**EXCERPTED RECORDS:**
══════════

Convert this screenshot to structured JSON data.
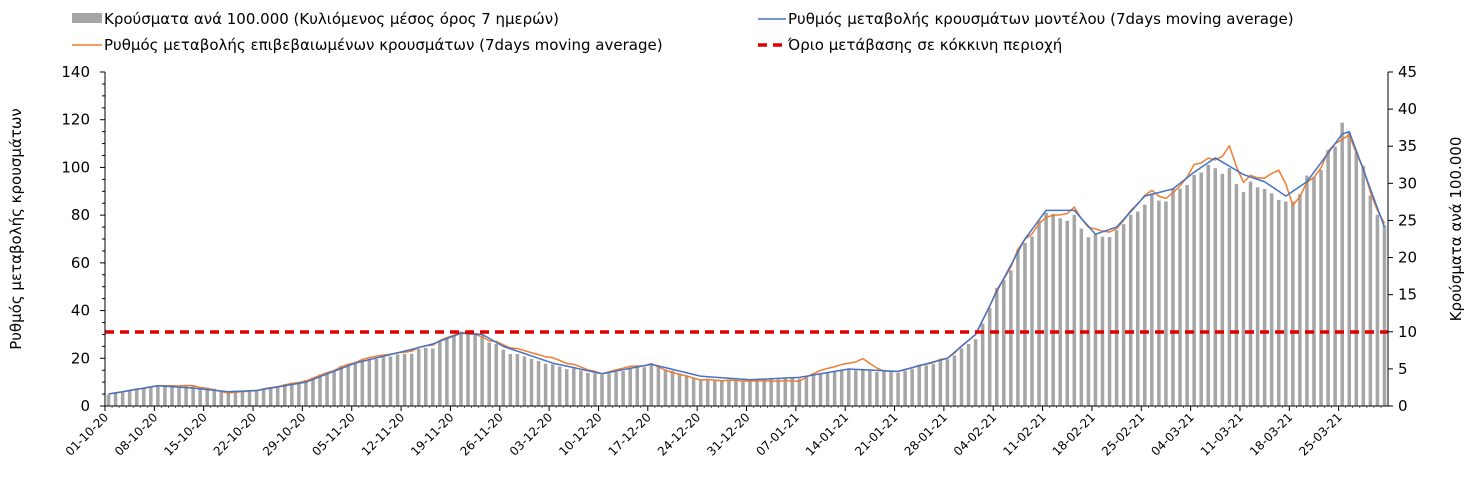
{
  "chart_data": {
    "type": "bar+line",
    "title": "",
    "ylabel_left": "Ρυθμός μεταβολής κρουσμάτων",
    "ylabel_right": "Κρούσματα ανά 100.000",
    "ylim_left": [
      0,
      140
    ],
    "ylim_right": [
      0,
      45
    ],
    "yticks_left": [
      0,
      20,
      40,
      60,
      80,
      100,
      120,
      140
    ],
    "yticks_right": [
      0,
      5,
      10,
      15,
      20,
      25,
      30,
      35,
      40,
      45
    ],
    "x_start": "2020-10-01",
    "x_end": "2021-03-31",
    "xtick_labels": [
      "01-10-20",
      "08-10-20",
      "15-10-20",
      "22-10-20",
      "29-10-20",
      "05-11-20",
      "12-11-20",
      "19-11-20",
      "26-11-20",
      "03-12-20",
      "10-12-20",
      "17-12-20",
      "24-12-20",
      "31-12-20",
      "07-01-21",
      "14-01-21",
      "21-01-21",
      "28-01-21",
      "04-02-21",
      "11-02-21",
      "18-02-21",
      "25-02-21",
      "04-03-21",
      "11-03-21",
      "18-03-21",
      "25-03-21"
    ],
    "legend_position": "top",
    "grid": false,
    "colors": {
      "bars": "#a6a6a6",
      "model": "#4472c4",
      "confirmed": "#ed7d31",
      "threshold": "#e00000"
    },
    "series": [
      {
        "name": "Κρούσματα ανά 100.000 (Κυλιόμενος μέσος όρος 7 ημερών)",
        "kind": "bar",
        "axis": "right",
        "keypoints": [
          [
            "2020-10-01",
            1.5
          ],
          [
            "2020-10-08",
            2.8
          ],
          [
            "2020-10-13",
            2.7
          ],
          [
            "2020-10-18",
            2.0
          ],
          [
            "2020-10-22",
            2.1
          ],
          [
            "2020-10-29",
            3.5
          ],
          [
            "2020-11-05",
            6.0
          ],
          [
            "2020-11-12",
            7.0
          ],
          [
            "2020-11-16",
            8.0
          ],
          [
            "2020-11-20",
            10.0
          ],
          [
            "2020-11-23",
            9.5
          ],
          [
            "2020-11-26",
            7.5
          ],
          [
            "2020-12-03",
            5.5
          ],
          [
            "2020-12-10",
            4.2
          ],
          [
            "2020-12-17",
            5.6
          ],
          [
            "2020-12-24",
            3.5
          ],
          [
            "2020-12-31",
            3.5
          ],
          [
            "2021-01-07",
            3.8
          ],
          [
            "2021-01-14",
            5.0
          ],
          [
            "2021-01-21",
            4.5
          ],
          [
            "2021-01-28",
            6.3
          ],
          [
            "2021-02-01",
            9.0
          ],
          [
            "2021-02-04",
            15.5
          ],
          [
            "2021-02-08",
            22.0
          ],
          [
            "2021-02-11",
            26.0
          ],
          [
            "2021-02-15",
            25.0
          ],
          [
            "2021-02-18",
            22.5
          ],
          [
            "2021-02-21",
            23.5
          ],
          [
            "2021-02-25",
            27.5
          ],
          [
            "2021-03-01",
            28.5
          ],
          [
            "2021-03-04",
            31.0
          ],
          [
            "2021-03-07",
            32.5
          ],
          [
            "2021-03-11",
            29.5
          ],
          [
            "2021-03-14",
            29.5
          ],
          [
            "2021-03-17",
            27.0
          ],
          [
            "2021-03-20",
            30.0
          ],
          [
            "2021-03-24",
            35.0
          ],
          [
            "2021-03-25",
            38.3
          ],
          [
            "2021-03-26",
            37.0
          ],
          [
            "2021-03-31",
            23.5
          ]
        ]
      },
      {
        "name": "Ρυθμός μεταβολής κρουσμάτων μοντέλου (7days moving average)",
        "kind": "line",
        "axis": "left",
        "keypoints": [
          [
            "2020-10-01",
            5
          ],
          [
            "2020-10-08",
            8.5
          ],
          [
            "2020-10-13",
            7.5
          ],
          [
            "2020-10-18",
            6
          ],
          [
            "2020-10-22",
            6.5
          ],
          [
            "2020-10-29",
            10
          ],
          [
            "2020-11-05",
            18
          ],
          [
            "2020-11-12",
            23
          ],
          [
            "2020-11-16",
            26
          ],
          [
            "2020-11-20",
            30.5
          ],
          [
            "2020-11-23",
            30
          ],
          [
            "2020-11-26",
            25
          ],
          [
            "2020-12-03",
            18
          ],
          [
            "2020-12-10",
            13.5
          ],
          [
            "2020-12-17",
            17.5
          ],
          [
            "2020-12-24",
            12.5
          ],
          [
            "2020-12-31",
            11
          ],
          [
            "2021-01-07",
            12
          ],
          [
            "2021-01-14",
            15.5
          ],
          [
            "2021-01-21",
            14.5
          ],
          [
            "2021-01-28",
            20
          ],
          [
            "2021-02-01",
            30
          ],
          [
            "2021-02-04",
            48
          ],
          [
            "2021-02-08",
            70
          ],
          [
            "2021-02-11",
            82
          ],
          [
            "2021-02-15",
            82
          ],
          [
            "2021-02-18",
            72
          ],
          [
            "2021-02-21",
            75
          ],
          [
            "2021-02-25",
            88
          ],
          [
            "2021-03-01",
            91
          ],
          [
            "2021-03-04",
            98
          ],
          [
            "2021-03-07",
            104
          ],
          [
            "2021-03-11",
            97
          ],
          [
            "2021-03-14",
            94
          ],
          [
            "2021-03-17",
            88
          ],
          [
            "2021-03-20",
            94
          ],
          [
            "2021-03-24",
            110
          ],
          [
            "2021-03-25",
            114
          ],
          [
            "2021-03-26",
            115
          ],
          [
            "2021-03-31",
            75
          ]
        ]
      },
      {
        "name": "Ρυθμός μεταβολής επιβεβαιωμένων κρουσμάτων (7days moving average)",
        "kind": "line",
        "axis": "left",
        "keypoints": [
          [
            "2020-10-01",
            5
          ],
          [
            "2020-10-08",
            8.5
          ],
          [
            "2020-10-13",
            8.5
          ],
          [
            "2020-10-18",
            5.5
          ],
          [
            "2020-10-22",
            6.5
          ],
          [
            "2020-10-29",
            10.5
          ],
          [
            "2020-11-05",
            18.5
          ],
          [
            "2020-11-08",
            21
          ],
          [
            "2020-11-12",
            22.5
          ],
          [
            "2020-11-16",
            26
          ],
          [
            "2020-11-20",
            31
          ],
          [
            "2020-11-23",
            29
          ],
          [
            "2020-11-26",
            25.5
          ],
          [
            "2020-12-03",
            20
          ],
          [
            "2020-12-10",
            13.5
          ],
          [
            "2020-12-13",
            16
          ],
          [
            "2020-12-17",
            17.5
          ],
          [
            "2020-12-20",
            14
          ],
          [
            "2020-12-24",
            11
          ],
          [
            "2020-12-31",
            10.5
          ],
          [
            "2021-01-07",
            10.5
          ],
          [
            "2021-01-10",
            15
          ],
          [
            "2021-01-14",
            18
          ],
          [
            "2021-01-16",
            19.5
          ],
          [
            "2021-01-19",
            14.5
          ],
          [
            "2021-01-21",
            14.5
          ],
          [
            "2021-01-28",
            20
          ],
          [
            "2021-02-01",
            30
          ],
          [
            "2021-02-04",
            48
          ],
          [
            "2021-02-08",
            70
          ],
          [
            "2021-02-11",
            79
          ],
          [
            "2021-02-15",
            82
          ],
          [
            "2021-02-18",
            73
          ],
          [
            "2021-02-21",
            74
          ],
          [
            "2021-02-25",
            89
          ],
          [
            "2021-03-01",
            88
          ],
          [
            "2021-03-04",
            101
          ],
          [
            "2021-03-07",
            104
          ],
          [
            "2021-03-09",
            107
          ],
          [
            "2021-03-11",
            95
          ],
          [
            "2021-03-14",
            96
          ],
          [
            "2021-03-16",
            99
          ],
          [
            "2021-03-18",
            85
          ],
          [
            "2021-03-20",
            92
          ],
          [
            "2021-03-24",
            110
          ],
          [
            "2021-03-26",
            114
          ],
          [
            "2021-03-31",
            75
          ]
        ]
      },
      {
        "name": "Όριο μετάβασης σε κόκκινη περιοχή",
        "kind": "hline",
        "axis": "left",
        "value": 31
      }
    ]
  }
}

══════════

**WRITTEN INSTRUCTION:**
Go through the entries above and copy every line containing "kind".

**RESPONSE FOR THIS EXERCISE:**
        "kind": "bar",
        "kind": "line",
        "kind": "line",
        "kind": "hline",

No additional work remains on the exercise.